● **WORK INSTRUCTIONS**: Report each line of the data that includes the word "Android".

● **RAW DATA**:
----------

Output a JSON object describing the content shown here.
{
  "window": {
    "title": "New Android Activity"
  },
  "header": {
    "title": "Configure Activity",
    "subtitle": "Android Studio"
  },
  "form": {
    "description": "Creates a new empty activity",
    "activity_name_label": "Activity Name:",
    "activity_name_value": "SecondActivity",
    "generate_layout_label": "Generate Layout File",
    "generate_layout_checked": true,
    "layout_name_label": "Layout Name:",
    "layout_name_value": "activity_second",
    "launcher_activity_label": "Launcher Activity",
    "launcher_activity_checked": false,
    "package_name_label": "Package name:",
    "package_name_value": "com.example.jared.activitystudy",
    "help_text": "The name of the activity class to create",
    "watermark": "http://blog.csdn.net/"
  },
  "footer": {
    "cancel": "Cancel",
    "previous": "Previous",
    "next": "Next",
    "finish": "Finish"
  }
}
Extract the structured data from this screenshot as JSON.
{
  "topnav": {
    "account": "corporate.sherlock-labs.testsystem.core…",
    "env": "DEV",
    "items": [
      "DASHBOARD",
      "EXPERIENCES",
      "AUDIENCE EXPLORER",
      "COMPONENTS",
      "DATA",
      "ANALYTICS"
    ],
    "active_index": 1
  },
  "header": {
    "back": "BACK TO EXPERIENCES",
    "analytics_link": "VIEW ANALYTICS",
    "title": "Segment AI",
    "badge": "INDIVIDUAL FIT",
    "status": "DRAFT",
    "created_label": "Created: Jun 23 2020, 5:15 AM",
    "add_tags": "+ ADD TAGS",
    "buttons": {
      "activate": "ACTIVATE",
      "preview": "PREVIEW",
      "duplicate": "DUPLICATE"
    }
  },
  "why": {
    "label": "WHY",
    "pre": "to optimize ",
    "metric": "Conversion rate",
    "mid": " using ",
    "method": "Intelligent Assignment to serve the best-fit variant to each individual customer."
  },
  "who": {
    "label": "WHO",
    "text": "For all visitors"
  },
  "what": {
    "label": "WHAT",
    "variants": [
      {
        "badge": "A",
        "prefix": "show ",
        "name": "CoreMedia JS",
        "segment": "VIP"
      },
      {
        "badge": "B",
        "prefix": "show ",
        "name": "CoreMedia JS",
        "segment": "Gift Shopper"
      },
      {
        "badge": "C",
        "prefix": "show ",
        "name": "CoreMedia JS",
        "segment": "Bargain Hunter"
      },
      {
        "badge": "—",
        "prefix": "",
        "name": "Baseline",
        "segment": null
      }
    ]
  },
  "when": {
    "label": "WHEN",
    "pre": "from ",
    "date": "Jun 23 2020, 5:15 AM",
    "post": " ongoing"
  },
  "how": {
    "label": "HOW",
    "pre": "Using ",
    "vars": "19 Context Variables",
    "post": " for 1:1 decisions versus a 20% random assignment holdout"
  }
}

----------

● **ANSWER TO THE PROBLEM**:
    "title": "New Android Activity"
    "subtitle": "Android Studio"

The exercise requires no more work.